- _Set task_
For the listing underneath, give the count of lines containing the string "moon" and nothing further.

-- START --

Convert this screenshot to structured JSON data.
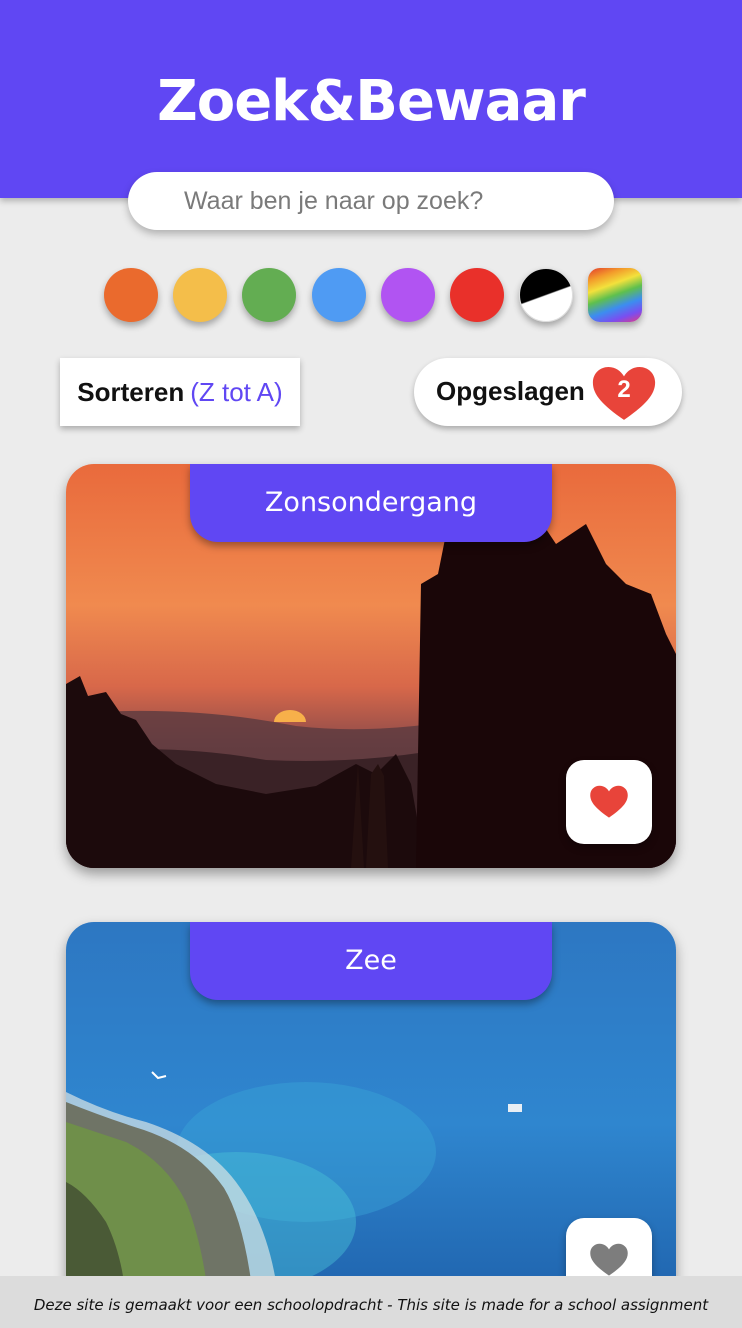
{
  "header": {
    "title": "Zoek&Bewaar"
  },
  "search": {
    "placeholder": "Waar ben je naar op zoek?"
  },
  "color_filters": [
    {
      "name": "orange",
      "color": "#ea6a2d"
    },
    {
      "name": "yellow",
      "color": "#f4be4a"
    },
    {
      "name": "green",
      "color": "#63ad52"
    },
    {
      "name": "blue",
      "color": "#4f9bf3"
    },
    {
      "name": "purple",
      "color": "#b154f2"
    },
    {
      "name": "red",
      "color": "#e9302a"
    },
    {
      "name": "black-white",
      "color": "#000000"
    },
    {
      "name": "multicolor",
      "color": "rainbow"
    }
  ],
  "sort": {
    "label": "Sorteren",
    "mode": "(Z tot A)"
  },
  "saved": {
    "label": "Opgeslagen",
    "count": "2"
  },
  "cards": [
    {
      "title": "Zonsondergang",
      "favorited": true
    },
    {
      "title": "Zee",
      "favorited": false
    }
  ],
  "footer": {
    "text": "Deze site is gemaakt voor een schoolopdracht - This site is made for a school assignment"
  },
  "colors": {
    "accent": "#6047f3",
    "heart_red": "#e8443a",
    "heart_grey": "#7d7d7d"
  }
}
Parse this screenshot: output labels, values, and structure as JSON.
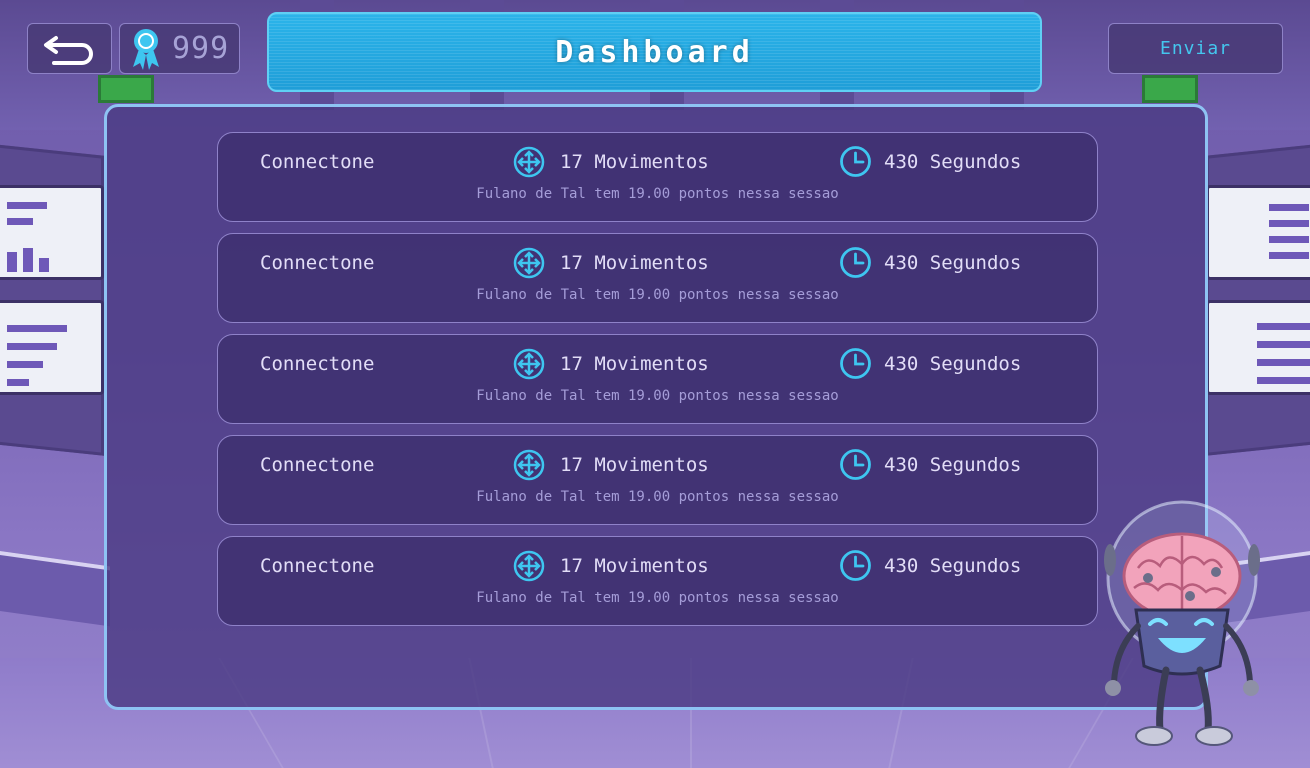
{
  "header": {
    "back_icon": "back-arrow-icon",
    "badge_icon": "award-ribbon-icon",
    "points": "999",
    "title": "Dashboard",
    "send_label": "Enviar"
  },
  "colors": {
    "accent_cyan": "#44c6ee",
    "banner_blue": "#1f9ed8",
    "panel_border": "#8ec3f3"
  },
  "sessions": [
    {
      "game": "Connectone",
      "moves": "17 Movimentos",
      "time": "430 Segundos",
      "summary": "Fulano de Tal tem 19.00 pontos nessa sessao"
    },
    {
      "game": "Connectone",
      "moves": "17 Movimentos",
      "time": "430 Segundos",
      "summary": "Fulano de Tal tem 19.00 pontos nessa sessao"
    },
    {
      "game": "Connectone",
      "moves": "17 Movimentos",
      "time": "430 Segundos",
      "summary": "Fulano de Tal tem 19.00 pontos nessa sessao"
    },
    {
      "game": "Connectone",
      "moves": "17 Movimentos",
      "time": "430 Segundos",
      "summary": "Fulano de Tal tem 19.00 pontos nessa sessao"
    },
    {
      "game": "Connectone",
      "moves": "17 Movimentos",
      "time": "430 Segundos",
      "summary": "Fulano de Tal tem 19.00 pontos nessa sessao"
    }
  ],
  "icons": {
    "moves": "move-arrows-icon",
    "time": "clock-icon",
    "mascot": "brain-robot-mascot"
  }
}
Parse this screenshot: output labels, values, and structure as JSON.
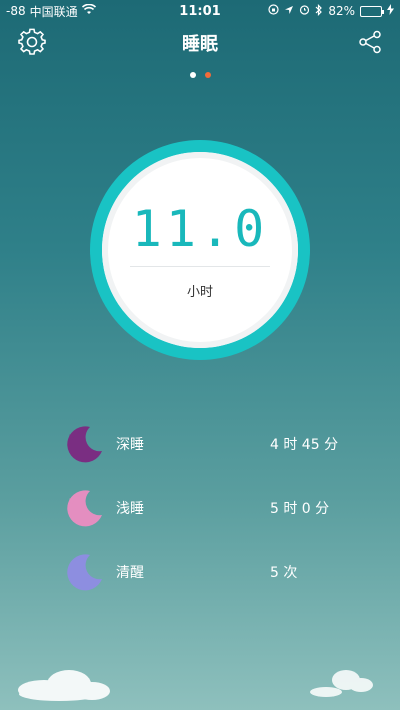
{
  "status_bar": {
    "signal": "-88",
    "carrier": "中国联通",
    "time": "11:01",
    "battery": "82%",
    "battery_level": 0.82
  },
  "nav": {
    "title": "睡眠",
    "settings_icon": "gear-icon",
    "share_icon": "share-icon"
  },
  "pager": {
    "count": 2,
    "active": 1,
    "inactive_color": "#ffffff",
    "active_color": "#f26b3a"
  },
  "summary": {
    "value": "11.0",
    "unit": "小时",
    "ring_color": "#19c3c4"
  },
  "stats": [
    {
      "label": "深睡",
      "value": "4 时 45 分",
      "icon": "moon-deep-sleep-icon",
      "color": "#7a2e82"
    },
    {
      "label": "浅睡",
      "value": "5 时 0 分",
      "icon": "moon-light-sleep-icon",
      "color": "#e48ec0"
    },
    {
      "label": "清醒",
      "value": "5 次",
      "icon": "moon-awake-icon",
      "color": "#8d8ee0"
    }
  ]
}
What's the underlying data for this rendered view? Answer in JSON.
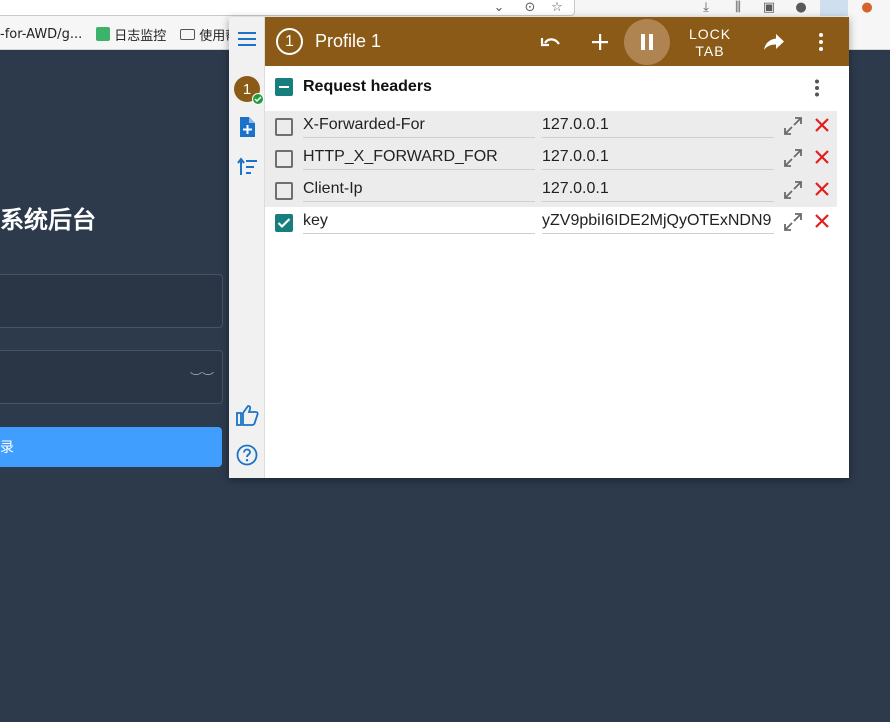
{
  "browser": {
    "bookmarks": [
      {
        "label": "-for-AWD/g..."
      },
      {
        "label": "日志监控"
      },
      {
        "label": "使用帮助"
      }
    ]
  },
  "background_page": {
    "title": "系统后台",
    "login_button_label": "录"
  },
  "popup": {
    "profile_number": "1",
    "profile_title": "Profile 1",
    "lock_tab_line1": "LOCK",
    "lock_tab_line2": "TAB",
    "section_title": "Request headers",
    "headers": [
      {
        "name": "X-Forwarded-For",
        "value": "127.0.0.1",
        "enabled": false
      },
      {
        "name": "HTTP_X_FORWARD_FOR",
        "value": "127.0.0.1",
        "enabled": false
      },
      {
        "name": "Client-Ip",
        "value": "127.0.0.1",
        "enabled": false
      },
      {
        "name": "key",
        "value": "yZV9pbiI6IDE2MjQyOTExNDN9",
        "enabled": true
      }
    ]
  },
  "colors": {
    "profile_brown": "#8a5a16",
    "checkbox_teal": "#177e7e",
    "remove_red": "#e02020",
    "page_background": "#2c3a4c",
    "login_button_blue": "#409eff"
  },
  "icons": {
    "sidebar": [
      "menu-icon",
      "profile-avatar-icon",
      "add-file-icon",
      "sort-icon",
      "thumbs-up-icon",
      "help-icon"
    ],
    "toolbar": [
      "undo-icon",
      "add-icon",
      "pause-icon",
      "share-icon",
      "more-vert-icon"
    ],
    "row": [
      "expand-icon",
      "remove-icon"
    ]
  }
}
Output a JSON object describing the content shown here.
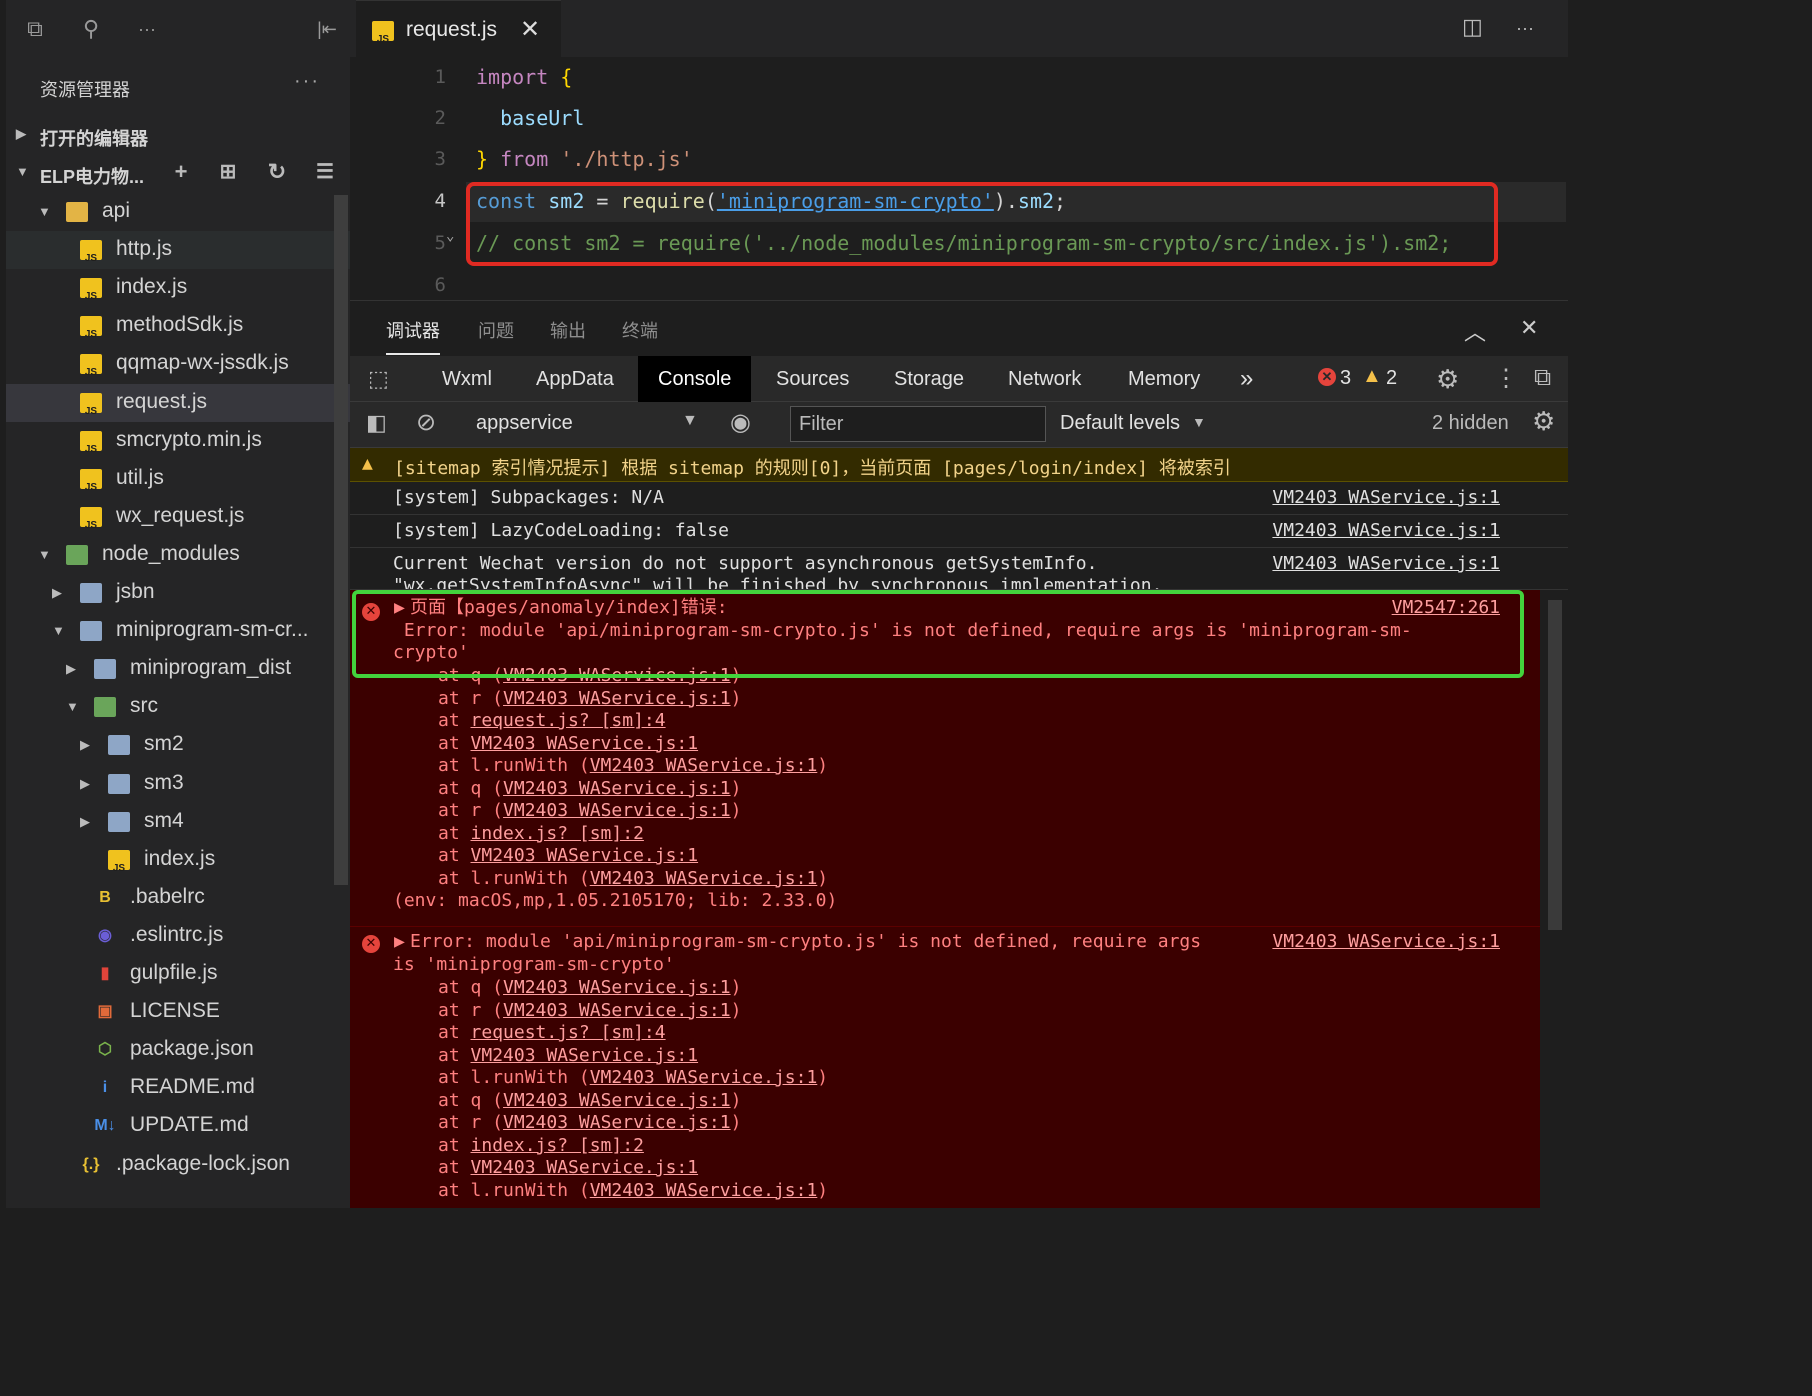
{
  "sidebar": {
    "title": "资源管理器",
    "more": "···",
    "open_editors": "打开的编辑器",
    "project": "ELP电力物...",
    "tree": [
      {
        "name": "api",
        "type": "folder-y",
        "depth": 1,
        "open": true
      },
      {
        "name": "http.js",
        "type": "js",
        "depth": 2
      },
      {
        "name": "index.js",
        "type": "js",
        "depth": 2
      },
      {
        "name": "methodSdk.js",
        "type": "js",
        "depth": 2
      },
      {
        "name": "qqmap-wx-jssdk.js",
        "type": "js",
        "depth": 2
      },
      {
        "name": "request.js",
        "type": "js",
        "depth": 2,
        "selected": true
      },
      {
        "name": "smcrypto.min.js",
        "type": "js",
        "depth": 2
      },
      {
        "name": "util.js",
        "type": "js",
        "depth": 2
      },
      {
        "name": "wx_request.js",
        "type": "js",
        "depth": 2
      },
      {
        "name": "node_modules",
        "type": "folder-g",
        "depth": 1,
        "open": true
      },
      {
        "name": "jsbn",
        "type": "folder",
        "depth": 2,
        "closed": true
      },
      {
        "name": "miniprogram-sm-cr...",
        "type": "folder",
        "depth": 2,
        "open": true
      },
      {
        "name": "miniprogram_dist",
        "type": "folder",
        "depth": 3,
        "closed": true
      },
      {
        "name": "src",
        "type": "folder-g",
        "depth": 3,
        "open": true
      },
      {
        "name": "sm2",
        "type": "folder",
        "depth": 4,
        "closed": true
      },
      {
        "name": "sm3",
        "type": "folder",
        "depth": 4,
        "closed": true
      },
      {
        "name": "sm4",
        "type": "folder",
        "depth": 4,
        "closed": true
      },
      {
        "name": "index.js",
        "type": "js",
        "depth": 4
      },
      {
        "name": ".babelrc",
        "type": "babel",
        "depth": 3
      },
      {
        "name": ".eslintrc.js",
        "type": "eslint",
        "depth": 3
      },
      {
        "name": "gulpfile.js",
        "type": "gulp",
        "depth": 3
      },
      {
        "name": "LICENSE",
        "type": "license",
        "depth": 3
      },
      {
        "name": "package.json",
        "type": "npm",
        "depth": 3
      },
      {
        "name": "README.md",
        "type": "info",
        "depth": 3
      },
      {
        "name": "UPDATE.md",
        "type": "md",
        "depth": 3
      },
      {
        "name": ".package-lock.json",
        "type": "json",
        "depth": 2
      }
    ]
  },
  "tab": {
    "name": "request.js",
    "close": "✕"
  },
  "editor": {
    "lines": [
      "1",
      "2",
      "3",
      "4",
      "5",
      "6"
    ]
  },
  "panel": {
    "tabs": [
      "调试器",
      "问题",
      "输出",
      "终端"
    ],
    "devtabs": [
      "Wxml",
      "AppData",
      "Console",
      "Sources",
      "Storage",
      "Network",
      "Memory"
    ],
    "more": "»",
    "errors": "3",
    "warnings": "2",
    "context": "appservice",
    "filter_placeholder": "Filter",
    "levels": "Default levels",
    "hidden": "2 hidden"
  },
  "console": {
    "warn": "[sitemap 索引情况提示] 根据 sitemap 的规则[0]，当前页面 [pages/login/index] 将被索引",
    "rows": [
      {
        "msg": "[system] Subpackages: N/A",
        "src": "VM2403 WAService.js:1"
      },
      {
        "msg": "[system] LazyCodeLoading: false",
        "src": "VM2403 WAService.js:1"
      },
      {
        "msg": "Current Wechat version do not support asynchronous getSystemInfo.",
        "msg2": "\"wx.getSystemInfoAsync\" will be finished by synchronous implementation.",
        "src": "VM2403 WAService.js:1"
      }
    ],
    "err1": {
      "title": "页面【pages/anomaly/index]错误:",
      "src": "VM2547:261",
      "line1": " Error: module 'api/miniprogram-sm-crypto.js' is not defined, require args is 'miniprogram-sm-",
      "line2": "crypto'",
      "env": "(env: macOS,mp,1.05.2105170; lib: 2.33.0)"
    },
    "err2": {
      "title": "Error: module 'api/miniprogram-sm-crypto.js' is not defined, require args",
      "line2": "is 'miniprogram-sm-crypto'",
      "src": "VM2403 WAService.js:1"
    },
    "stack1": [
      [
        "at q (",
        "VM2403 WAService.js:1",
        ")"
      ],
      [
        "at r (",
        "VM2403 WAService.js:1",
        ")"
      ],
      [
        "at ",
        "request.js? [sm]:4",
        ""
      ],
      [
        "at ",
        "VM2403 WAService.js:1",
        ""
      ],
      [
        "at l.runWith (",
        "VM2403 WAService.js:1",
        ")"
      ],
      [
        "at q (",
        "VM2403 WAService.js:1",
        ")"
      ],
      [
        "at r (",
        "VM2403 WAService.js:1",
        ")"
      ],
      [
        "at ",
        "index.js? [sm]:2",
        ""
      ],
      [
        "at ",
        "VM2403 WAService.js:1",
        ""
      ],
      [
        "at l.runWith (",
        "VM2403 WAService.js:1",
        ")"
      ]
    ]
  },
  "colors": {
    "error_bg": "#3b0000",
    "warn_bg": "#332b00",
    "annot_red": "#e02a22",
    "annot_green": "#43d33c"
  }
}
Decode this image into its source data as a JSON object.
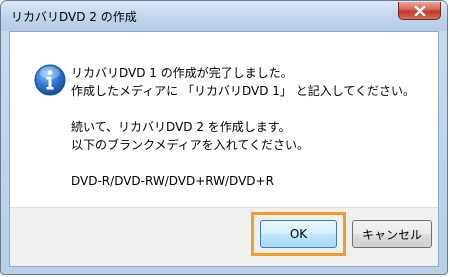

-- END --

- _Solution_
3